(Items from a data source)
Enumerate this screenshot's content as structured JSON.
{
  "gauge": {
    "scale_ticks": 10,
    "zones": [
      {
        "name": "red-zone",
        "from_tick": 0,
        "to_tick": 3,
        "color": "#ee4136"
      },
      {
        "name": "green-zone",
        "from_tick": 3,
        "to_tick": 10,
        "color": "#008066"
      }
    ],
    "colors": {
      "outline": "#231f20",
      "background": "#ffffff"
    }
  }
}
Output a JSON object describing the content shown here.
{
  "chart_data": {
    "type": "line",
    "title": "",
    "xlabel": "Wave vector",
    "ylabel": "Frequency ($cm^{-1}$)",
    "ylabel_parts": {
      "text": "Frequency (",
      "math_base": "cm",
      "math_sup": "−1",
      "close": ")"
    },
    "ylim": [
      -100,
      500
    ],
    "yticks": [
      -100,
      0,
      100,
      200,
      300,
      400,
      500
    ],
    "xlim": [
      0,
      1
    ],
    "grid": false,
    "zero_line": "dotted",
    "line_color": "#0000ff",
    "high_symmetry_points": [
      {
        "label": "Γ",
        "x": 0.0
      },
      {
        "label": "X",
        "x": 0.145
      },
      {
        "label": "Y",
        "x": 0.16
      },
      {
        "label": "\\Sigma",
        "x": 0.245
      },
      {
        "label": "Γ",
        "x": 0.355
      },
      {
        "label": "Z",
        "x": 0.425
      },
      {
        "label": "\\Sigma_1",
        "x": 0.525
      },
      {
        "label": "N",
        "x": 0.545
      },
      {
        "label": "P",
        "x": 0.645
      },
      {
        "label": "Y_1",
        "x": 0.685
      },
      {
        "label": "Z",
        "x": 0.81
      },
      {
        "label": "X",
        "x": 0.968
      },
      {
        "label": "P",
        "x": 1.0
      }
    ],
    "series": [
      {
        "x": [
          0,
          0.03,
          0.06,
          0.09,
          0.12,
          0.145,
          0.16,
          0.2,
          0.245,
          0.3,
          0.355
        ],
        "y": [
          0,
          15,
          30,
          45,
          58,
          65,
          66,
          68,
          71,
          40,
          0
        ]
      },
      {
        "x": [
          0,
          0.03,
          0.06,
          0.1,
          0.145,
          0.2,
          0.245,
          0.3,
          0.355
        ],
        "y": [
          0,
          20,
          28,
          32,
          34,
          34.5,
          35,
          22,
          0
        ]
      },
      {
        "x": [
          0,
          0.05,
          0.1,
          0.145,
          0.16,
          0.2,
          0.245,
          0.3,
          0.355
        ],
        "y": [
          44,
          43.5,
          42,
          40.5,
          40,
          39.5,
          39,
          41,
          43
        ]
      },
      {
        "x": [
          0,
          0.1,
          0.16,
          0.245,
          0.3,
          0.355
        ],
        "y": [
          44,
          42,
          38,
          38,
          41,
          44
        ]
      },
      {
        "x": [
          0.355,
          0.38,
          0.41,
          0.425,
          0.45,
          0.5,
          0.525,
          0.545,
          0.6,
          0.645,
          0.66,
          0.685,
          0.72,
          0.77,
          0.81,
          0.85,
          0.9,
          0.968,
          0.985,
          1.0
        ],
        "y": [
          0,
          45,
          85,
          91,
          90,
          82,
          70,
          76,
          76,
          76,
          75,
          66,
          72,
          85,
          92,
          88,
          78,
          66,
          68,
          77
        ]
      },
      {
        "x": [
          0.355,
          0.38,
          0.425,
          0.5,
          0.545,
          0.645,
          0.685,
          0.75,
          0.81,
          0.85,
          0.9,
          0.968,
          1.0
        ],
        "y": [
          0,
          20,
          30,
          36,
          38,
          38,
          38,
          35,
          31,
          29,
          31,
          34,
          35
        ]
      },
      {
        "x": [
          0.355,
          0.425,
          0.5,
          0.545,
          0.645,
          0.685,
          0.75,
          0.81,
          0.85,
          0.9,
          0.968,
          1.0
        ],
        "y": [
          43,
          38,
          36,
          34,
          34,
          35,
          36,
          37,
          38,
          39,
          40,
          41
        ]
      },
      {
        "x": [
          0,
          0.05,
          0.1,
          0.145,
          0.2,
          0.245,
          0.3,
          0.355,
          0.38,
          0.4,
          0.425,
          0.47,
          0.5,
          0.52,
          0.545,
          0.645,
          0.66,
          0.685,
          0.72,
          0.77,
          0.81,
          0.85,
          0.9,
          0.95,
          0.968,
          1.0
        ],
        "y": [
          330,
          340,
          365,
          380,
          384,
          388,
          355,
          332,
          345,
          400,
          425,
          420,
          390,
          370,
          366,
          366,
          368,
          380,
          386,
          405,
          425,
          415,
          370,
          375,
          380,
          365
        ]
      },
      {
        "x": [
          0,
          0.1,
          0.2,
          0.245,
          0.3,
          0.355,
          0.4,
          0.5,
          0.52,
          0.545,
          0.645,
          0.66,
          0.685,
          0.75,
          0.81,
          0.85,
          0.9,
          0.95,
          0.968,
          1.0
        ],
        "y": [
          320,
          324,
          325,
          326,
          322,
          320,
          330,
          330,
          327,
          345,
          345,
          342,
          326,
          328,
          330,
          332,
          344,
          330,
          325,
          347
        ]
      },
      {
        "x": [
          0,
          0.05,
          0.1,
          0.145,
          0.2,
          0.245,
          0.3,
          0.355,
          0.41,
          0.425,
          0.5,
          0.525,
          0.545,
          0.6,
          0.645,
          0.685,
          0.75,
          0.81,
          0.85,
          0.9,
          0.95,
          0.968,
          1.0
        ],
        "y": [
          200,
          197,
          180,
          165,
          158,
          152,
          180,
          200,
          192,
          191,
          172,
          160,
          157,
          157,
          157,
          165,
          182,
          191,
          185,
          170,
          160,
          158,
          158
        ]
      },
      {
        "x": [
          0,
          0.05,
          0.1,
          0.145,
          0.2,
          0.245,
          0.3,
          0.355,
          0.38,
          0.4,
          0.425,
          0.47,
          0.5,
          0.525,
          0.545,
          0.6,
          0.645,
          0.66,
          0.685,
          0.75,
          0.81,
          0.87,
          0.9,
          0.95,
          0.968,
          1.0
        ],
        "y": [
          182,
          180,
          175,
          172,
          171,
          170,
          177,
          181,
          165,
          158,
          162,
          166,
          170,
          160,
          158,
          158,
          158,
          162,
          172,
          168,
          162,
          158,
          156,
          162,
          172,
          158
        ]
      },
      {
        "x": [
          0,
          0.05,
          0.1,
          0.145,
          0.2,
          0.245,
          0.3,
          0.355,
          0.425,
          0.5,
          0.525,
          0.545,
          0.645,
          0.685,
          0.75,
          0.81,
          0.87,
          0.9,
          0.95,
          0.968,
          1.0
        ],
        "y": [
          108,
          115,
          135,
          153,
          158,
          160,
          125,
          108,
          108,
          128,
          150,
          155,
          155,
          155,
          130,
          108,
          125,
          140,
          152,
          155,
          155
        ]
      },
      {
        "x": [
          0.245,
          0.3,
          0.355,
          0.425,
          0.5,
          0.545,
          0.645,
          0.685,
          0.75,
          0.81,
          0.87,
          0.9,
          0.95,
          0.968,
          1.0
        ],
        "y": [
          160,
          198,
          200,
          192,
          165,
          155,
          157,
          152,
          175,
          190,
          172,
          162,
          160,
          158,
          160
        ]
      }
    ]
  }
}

▶ **What the exercise asks**: Restate every line of the data word for word.

▶ **Worked answer**:
Enumerate this screenshot's content as structured JSON.
{
  "gauge": {
    "scale_ticks": 10,
    "zones": [
      {
        "name": "red-zone",
        "from_tick": 0,
        "to_tick": 3,
        "color": "#ee4136"
      },
      {
        "name": "green-zone",
        "from_tick": 3,
        "to_tick": 10,
        "color": "#008066"
      }
    ],
    "colors": {
      "outline": "#231f20",
      "background": "#ffffff"
    }
  }
}
Output a JSON object describing the content shown here.
{
  "chart_data": {
    "type": "line",
    "title": "",
    "xlabel": "Wave vector",
    "ylabel": "Frequency ($cm^{-1}$)",
    "ylabel_parts": {
      "text": "Frequency (",
      "math_base": "cm",
      "math_sup": "−1",
      "close": ")"
    },
    "ylim": [
      -100,
      500
    ],
    "yticks": [
      -100,
      0,
      100,
      200,
      300,
      400,
      500
    ],
    "xlim": [
      0,
      1
    ],
    "grid": false,
    "zero_line": "dotted",
    "line_color": "#0000ff",
    "high_symmetry_points": [
      {
        "label": "Γ",
        "x": 0.0
      },
      {
        "label": "X",
        "x": 0.145
      },
      {
        "label": "Y",
        "x": 0.16
      },
      {
        "label": "\\Sigma",
        "x": 0.245
      },
      {
        "label": "Γ",
        "x": 0.355
      },
      {
        "label": "Z",
        "x": 0.425
      },
      {
        "label": "\\Sigma_1",
        "x": 0.525
      },
      {
        "label": "N",
        "x": 0.545
      },
      {
        "label": "P",
        "x": 0.645
      },
      {
        "label": "Y_1",
        "x": 0.685
      },
      {
        "label": "Z",
        "x": 0.81
      },
      {
        "label": "X",
        "x": 0.968
      },
      {
        "label": "P",
        "x": 1.0
      }
    ],
    "series": [
      {
        "x": [
          0,
          0.03,
          0.06,
          0.09,
          0.12,
          0.145,
          0.16,
          0.2,
          0.245,
          0.3,
          0.355
        ],
        "y": [
          0,
          15,
          30,
          45,
          58,
          65,
          66,
          68,
          71,
          40,
          0
        ]
      },
      {
        "x": [
          0,
          0.03,
          0.06,
          0.1,
          0.145,
          0.2,
          0.245,
          0.3,
          0.355
        ],
        "y": [
          0,
          20,
          28,
          32,
          34,
          34.5,
          35,
          22,
          0
        ]
      },
      {
        "x": [
          0,
          0.05,
          0.1,
          0.145,
          0.16,
          0.2,
          0.245,
          0.3,
          0.355
        ],
        "y": [
          44,
          43.5,
          42,
          40.5,
          40,
          39.5,
          39,
          41,
          43
        ]
      },
      {
        "x": [
          0,
          0.1,
          0.16,
          0.245,
          0.3,
          0.355
        ],
        "y": [
          44,
          42,
          38,
          38,
          41,
          44
        ]
      },
      {
        "x": [
          0.355,
          0.38,
          0.41,
          0.425,
          0.45,
          0.5,
          0.525,
          0.545,
          0.6,
          0.645,
          0.66,
          0.685,
          0.72,
          0.77,
          0.81,
          0.85,
          0.9,
          0.968,
          0.985,
          1.0
        ],
        "y": [
          0,
          45,
          85,
          91,
          90,
          82,
          70,
          76,
          76,
          76,
          75,
          66,
          72,
          85,
          92,
          88,
          78,
          66,
          68,
          77
        ]
      },
      {
        "x": [
          0.355,
          0.38,
          0.425,
          0.5,
          0.545,
          0.645,
          0.685,
          0.75,
          0.81,
          0.85,
          0.9,
          0.968,
          1.0
        ],
        "y": [
          0,
          20,
          30,
          36,
          38,
          38,
          38,
          35,
          31,
          29,
          31,
          34,
          35
        ]
      },
      {
        "x": [
          0.355,
          0.425,
          0.5,
          0.545,
          0.645,
          0.685,
          0.75,
          0.81,
          0.85,
          0.9,
          0.968,
          1.0
        ],
        "y": [
          43,
          38,
          36,
          34,
          34,
          35,
          36,
          37,
          38,
          39,
          40,
          41
        ]
      },
      {
        "x": [
          0,
          0.05,
          0.1,
          0.145,
          0.2,
          0.245,
          0.3,
          0.355,
          0.38,
          0.4,
          0.425,
          0.47,
          0.5,
          0.52,
          0.545,
          0.645,
          0.66,
          0.685,
          0.72,
          0.77,
          0.81,
          0.85,
          0.9,
          0.95,
          0.968,
          1.0
        ],
        "y": [
          330,
          340,
          365,
          380,
          384,
          388,
          355,
          332,
          345,
          400,
          425,
          420,
          390,
          370,
          366,
          366,
          368,
          380,
          386,
          405,
          425,
          415,
          370,
          375,
          380,
          365
        ]
      },
      {
        "x": [
          0,
          0.1,
          0.2,
          0.245,
          0.3,
          0.355,
          0.4,
          0.5,
          0.52,
          0.545,
          0.645,
          0.66,
          0.685,
          0.75,
          0.81,
          0.85,
          0.9,
          0.95,
          0.968,
          1.0
        ],
        "y": [
          320,
          324,
          325,
          326,
          322,
          320,
          330,
          330,
          327,
          345,
          345,
          342,
          326,
          328,
          330,
          332,
          344,
          330,
          325,
          347
        ]
      },
      {
        "x": [
          0,
          0.05,
          0.1,
          0.145,
          0.2,
          0.245,
          0.3,
          0.355,
          0.41,
          0.425,
          0.5,
          0.525,
          0.545,
          0.6,
          0.645,
          0.685,
          0.75,
          0.81,
          0.85,
          0.9,
          0.95,
          0.968,
          1.0
        ],
        "y": [
          200,
          197,
          180,
          165,
          158,
          152,
          180,
          200,
          192,
          191,
          172,
          160,
          157,
          157,
          157,
          165,
          182,
          191,
          185,
          170,
          160,
          158,
          158
        ]
      },
      {
        "x": [
          0,
          0.05,
          0.1,
          0.145,
          0.2,
          0.245,
          0.3,
          0.355,
          0.38,
          0.4,
          0.425,
          0.47,
          0.5,
          0.525,
          0.545,
          0.6,
          0.645,
          0.66,
          0.685,
          0.75,
          0.81,
          0.87,
          0.9,
          0.95,
          0.968,
          1.0
        ],
        "y": [
          182,
          180,
          175,
          172,
          171,
          170,
          177,
          181,
          165,
          158,
          162,
          166,
          170,
          160,
          158,
          158,
          158,
          162,
          172,
          168,
          162,
          158,
          156,
          162,
          172,
          158
        ]
      },
      {
        "x": [
          0,
          0.05,
          0.1,
          0.145,
          0.2,
          0.245,
          0.3,
          0.355,
          0.425,
          0.5,
          0.525,
          0.545,
          0.645,
          0.685,
          0.75,
          0.81,
          0.87,
          0.9,
          0.95,
          0.968,
          1.0
        ],
        "y": [
          108,
          115,
          135,
          153,
          158,
          160,
          125,
          108,
          108,
          128,
          150,
          155,
          155,
          155,
          130,
          108,
          125,
          140,
          152,
          155,
          155
        ]
      },
      {
        "x": [
          0.245,
          0.3,
          0.355,
          0.425,
          0.5,
          0.545,
          0.645,
          0.685,
          0.75,
          0.81,
          0.87,
          0.9,
          0.95,
          0.968,
          1.0
        ],
        "y": [
          160,
          198,
          200,
          192,
          165,
          155,
          157,
          152,
          175,
          190,
          172,
          162,
          160,
          158,
          160
        ]
      }
    ]
  }
}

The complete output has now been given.